++++ Raw records
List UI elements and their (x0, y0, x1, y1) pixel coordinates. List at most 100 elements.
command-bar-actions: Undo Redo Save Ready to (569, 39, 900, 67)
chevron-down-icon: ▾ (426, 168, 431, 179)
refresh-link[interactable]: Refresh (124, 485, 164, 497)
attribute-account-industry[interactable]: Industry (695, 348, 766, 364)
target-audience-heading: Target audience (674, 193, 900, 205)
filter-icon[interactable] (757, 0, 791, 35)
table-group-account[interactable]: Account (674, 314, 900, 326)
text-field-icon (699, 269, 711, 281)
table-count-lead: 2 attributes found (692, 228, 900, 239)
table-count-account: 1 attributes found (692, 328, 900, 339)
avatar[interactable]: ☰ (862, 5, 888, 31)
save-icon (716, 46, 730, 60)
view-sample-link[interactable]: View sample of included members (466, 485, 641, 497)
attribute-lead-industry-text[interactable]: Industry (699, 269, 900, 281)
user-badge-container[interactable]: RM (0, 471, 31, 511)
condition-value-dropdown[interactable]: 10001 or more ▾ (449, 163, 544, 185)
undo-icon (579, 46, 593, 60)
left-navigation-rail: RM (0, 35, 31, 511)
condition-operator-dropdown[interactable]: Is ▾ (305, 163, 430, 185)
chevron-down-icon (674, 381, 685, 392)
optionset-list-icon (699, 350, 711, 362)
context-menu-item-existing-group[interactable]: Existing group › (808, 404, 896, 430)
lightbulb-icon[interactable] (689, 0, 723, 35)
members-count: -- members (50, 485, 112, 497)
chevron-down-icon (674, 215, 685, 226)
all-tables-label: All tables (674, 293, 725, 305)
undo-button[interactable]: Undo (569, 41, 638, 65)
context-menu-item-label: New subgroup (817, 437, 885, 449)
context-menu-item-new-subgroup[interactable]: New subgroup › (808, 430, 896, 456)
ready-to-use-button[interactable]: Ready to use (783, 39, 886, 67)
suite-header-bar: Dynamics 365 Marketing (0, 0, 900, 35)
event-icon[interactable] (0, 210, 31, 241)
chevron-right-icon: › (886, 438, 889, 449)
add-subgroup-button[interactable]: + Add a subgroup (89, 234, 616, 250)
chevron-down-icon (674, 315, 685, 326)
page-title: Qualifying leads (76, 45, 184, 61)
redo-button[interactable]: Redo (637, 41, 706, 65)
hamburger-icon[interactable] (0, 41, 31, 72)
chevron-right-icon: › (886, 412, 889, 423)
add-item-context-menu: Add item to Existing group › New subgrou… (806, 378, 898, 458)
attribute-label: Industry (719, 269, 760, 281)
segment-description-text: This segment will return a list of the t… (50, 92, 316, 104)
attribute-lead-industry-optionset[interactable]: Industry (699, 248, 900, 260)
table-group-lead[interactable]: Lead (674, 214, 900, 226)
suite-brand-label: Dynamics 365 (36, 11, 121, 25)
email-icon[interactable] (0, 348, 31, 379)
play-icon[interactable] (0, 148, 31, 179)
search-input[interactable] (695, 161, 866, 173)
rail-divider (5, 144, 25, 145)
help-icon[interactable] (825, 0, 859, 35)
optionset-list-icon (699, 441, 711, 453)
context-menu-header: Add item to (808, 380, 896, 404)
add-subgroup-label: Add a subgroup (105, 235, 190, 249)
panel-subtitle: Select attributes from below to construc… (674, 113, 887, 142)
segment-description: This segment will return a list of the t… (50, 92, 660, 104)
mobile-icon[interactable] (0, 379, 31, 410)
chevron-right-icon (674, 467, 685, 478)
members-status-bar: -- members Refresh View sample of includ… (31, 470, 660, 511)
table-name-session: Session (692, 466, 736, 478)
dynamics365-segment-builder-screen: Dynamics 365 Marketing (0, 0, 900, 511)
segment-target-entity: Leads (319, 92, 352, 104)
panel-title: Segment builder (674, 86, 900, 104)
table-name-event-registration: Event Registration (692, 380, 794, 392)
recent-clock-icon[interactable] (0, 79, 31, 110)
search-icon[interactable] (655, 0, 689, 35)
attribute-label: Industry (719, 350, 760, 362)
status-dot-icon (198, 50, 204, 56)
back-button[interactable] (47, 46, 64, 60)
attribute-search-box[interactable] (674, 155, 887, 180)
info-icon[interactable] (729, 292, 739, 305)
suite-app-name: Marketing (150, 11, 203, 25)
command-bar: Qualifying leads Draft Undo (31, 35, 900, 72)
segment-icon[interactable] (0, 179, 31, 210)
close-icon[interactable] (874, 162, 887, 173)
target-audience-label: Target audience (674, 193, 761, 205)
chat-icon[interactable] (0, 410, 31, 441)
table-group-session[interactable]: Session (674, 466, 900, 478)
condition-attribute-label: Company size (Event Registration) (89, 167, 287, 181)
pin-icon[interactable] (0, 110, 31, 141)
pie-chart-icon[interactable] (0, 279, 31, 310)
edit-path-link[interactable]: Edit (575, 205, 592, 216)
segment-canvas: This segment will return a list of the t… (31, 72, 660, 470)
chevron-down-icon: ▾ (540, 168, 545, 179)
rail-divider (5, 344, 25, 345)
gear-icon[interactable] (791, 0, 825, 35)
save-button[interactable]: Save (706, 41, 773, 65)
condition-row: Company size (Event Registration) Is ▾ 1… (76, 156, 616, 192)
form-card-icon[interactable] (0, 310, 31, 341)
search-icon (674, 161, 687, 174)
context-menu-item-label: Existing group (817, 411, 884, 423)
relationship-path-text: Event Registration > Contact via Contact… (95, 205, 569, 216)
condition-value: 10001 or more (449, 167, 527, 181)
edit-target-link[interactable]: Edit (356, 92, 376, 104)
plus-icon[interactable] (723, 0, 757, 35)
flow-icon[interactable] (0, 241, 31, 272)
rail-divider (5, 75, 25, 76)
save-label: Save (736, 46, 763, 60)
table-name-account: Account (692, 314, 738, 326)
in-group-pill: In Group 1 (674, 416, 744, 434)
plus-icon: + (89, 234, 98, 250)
++++++++
* What needs to be done: Reproduce every line of the material above word for word.

* Solution for this exercise:
List UI elements and their (x0, y0, x1, y1) pixel coordinates. List at most 100 elements.
command-bar-actions: Undo Redo Save Ready to (569, 39, 900, 67)
chevron-down-icon: ▾ (426, 168, 431, 179)
refresh-link[interactable]: Refresh (124, 485, 164, 497)
attribute-account-industry[interactable]: Industry (695, 348, 766, 364)
target-audience-heading: Target audience (674, 193, 900, 205)
filter-icon[interactable] (757, 0, 791, 35)
table-group-account[interactable]: Account (674, 314, 900, 326)
text-field-icon (699, 269, 711, 281)
table-count-lead: 2 attributes found (692, 228, 900, 239)
table-count-account: 1 attributes found (692, 328, 900, 339)
avatar[interactable]: ☰ (862, 5, 888, 31)
save-icon (716, 46, 730, 60)
view-sample-link[interactable]: View sample of included members (466, 485, 641, 497)
attribute-lead-industry-text[interactable]: Industry (699, 269, 900, 281)
user-badge-container[interactable]: RM (0, 471, 31, 511)
condition-value-dropdown[interactable]: 10001 or more ▾ (449, 163, 544, 185)
undo-icon (579, 46, 593, 60)
left-navigation-rail: RM (0, 35, 31, 511)
condition-operator-dropdown[interactable]: Is ▾ (305, 163, 430, 185)
chevron-down-icon (674, 381, 685, 392)
optionset-list-icon (699, 350, 711, 362)
context-menu-item-existing-group[interactable]: Existing group › (808, 404, 896, 430)
lightbulb-icon[interactable] (689, 0, 723, 35)
members-count: -- members (50, 485, 112, 497)
chevron-down-icon (674, 215, 685, 226)
all-tables-label: All tables (674, 293, 725, 305)
undo-button[interactable]: Undo (569, 41, 638, 65)
context-menu-item-label: New subgroup (817, 437, 885, 449)
context-menu-item-new-subgroup[interactable]: New subgroup › (808, 430, 896, 456)
ready-to-use-button[interactable]: Ready to use (783, 39, 886, 67)
suite-header-bar: Dynamics 365 Marketing (0, 0, 900, 35)
event-icon[interactable] (0, 210, 31, 241)
chevron-right-icon: › (886, 438, 889, 449)
add-subgroup-button[interactable]: + Add a subgroup (89, 234, 616, 250)
chevron-down-icon (674, 315, 685, 326)
page-title: Qualifying leads (76, 45, 184, 61)
redo-button[interactable]: Redo (637, 41, 706, 65)
hamburger-icon[interactable] (0, 41, 31, 72)
chevron-right-icon: › (886, 412, 889, 423)
add-item-context-menu: Add item to Existing group › New subgrou… (806, 378, 898, 458)
attribute-label: Industry (719, 269, 760, 281)
segment-description-text: This segment will return a list of the t… (50, 92, 316, 104)
attribute-lead-industry-optionset[interactable]: Industry (699, 248, 900, 260)
table-group-lead[interactable]: Lead (674, 214, 900, 226)
suite-brand-label: Dynamics 365 (36, 11, 121, 25)
email-icon[interactable] (0, 348, 31, 379)
play-icon[interactable] (0, 148, 31, 179)
search-input[interactable] (695, 161, 866, 173)
rail-divider (5, 144, 25, 145)
help-icon[interactable] (825, 0, 859, 35)
optionset-list-icon (699, 441, 711, 453)
context-menu-header: Add item to (808, 380, 896, 404)
add-subgroup-label: Add a subgroup (105, 235, 190, 249)
panel-subtitle: Select attributes from below to construc… (674, 113, 887, 142)
segment-description: This segment will return a list of the t… (50, 92, 660, 104)
mobile-icon[interactable] (0, 379, 31, 410)
chevron-right-icon (674, 467, 685, 478)
members-status-bar: -- members Refresh View sample of includ… (31, 470, 660, 511)
table-name-session: Session (692, 466, 736, 478)
dynamics365-segment-builder-screen: Dynamics 365 Marketing (0, 0, 900, 511)
segment-target-entity: Leads (319, 92, 352, 104)
panel-title: Segment builder (674, 86, 900, 104)
table-name-event-registration: Event Registration (692, 380, 794, 392)
recent-clock-icon[interactable] (0, 79, 31, 110)
search-icon[interactable] (655, 0, 689, 35)
attribute-label: Industry (719, 350, 760, 362)
status-dot-icon (198, 50, 204, 56)
back-button[interactable] (47, 46, 64, 60)
attribute-search-box[interactable] (674, 155, 887, 180)
info-icon[interactable] (729, 292, 739, 305)
suite-app-name: Marketing (150, 11, 203, 25)
command-bar: Qualifying leads Draft Undo (31, 35, 900, 72)
segment-icon[interactable] (0, 179, 31, 210)
close-icon[interactable] (874, 162, 887, 173)
target-audience-label: Target audience (674, 193, 761, 205)
chat-icon[interactable] (0, 410, 31, 441)
table-group-session[interactable]: Session (674, 466, 900, 478)
condition-attribute-label: Company size (Event Registration) (89, 167, 287, 181)
pin-icon[interactable] (0, 110, 31, 141)
pie-chart-icon[interactable] (0, 279, 31, 310)
edit-path-link[interactable]: Edit (575, 205, 592, 216)
segment-canvas: This segment will return a list of the t… (31, 72, 660, 470)
chevron-down-icon: ▾ (540, 168, 545, 179)
rail-divider (5, 344, 25, 345)
gear-icon[interactable] (791, 0, 825, 35)
save-button[interactable]: Save (706, 41, 773, 65)
condition-row: Company size (Event Registration) Is ▾ 1… (76, 156, 616, 192)
form-card-icon[interactable] (0, 310, 31, 341)
search-icon (674, 161, 687, 174)
context-menu-item-label: Existing group (817, 411, 884, 423)
relationship-path-text: Event Registration > Contact via Contact… (95, 205, 569, 216)
condition-value: 10001 or more (449, 167, 527, 181)
edit-target-link[interactable]: Edit (356, 92, 376, 104)
plus-icon[interactable] (723, 0, 757, 35)
flow-icon[interactable] (0, 241, 31, 272)
rail-divider (5, 75, 25, 76)
save-label: Save (736, 46, 763, 60)
table-name-account: Account (692, 314, 738, 326)
in-group-pill: In Group 1 (674, 416, 744, 434)
plus-icon: + (89, 234, 98, 250)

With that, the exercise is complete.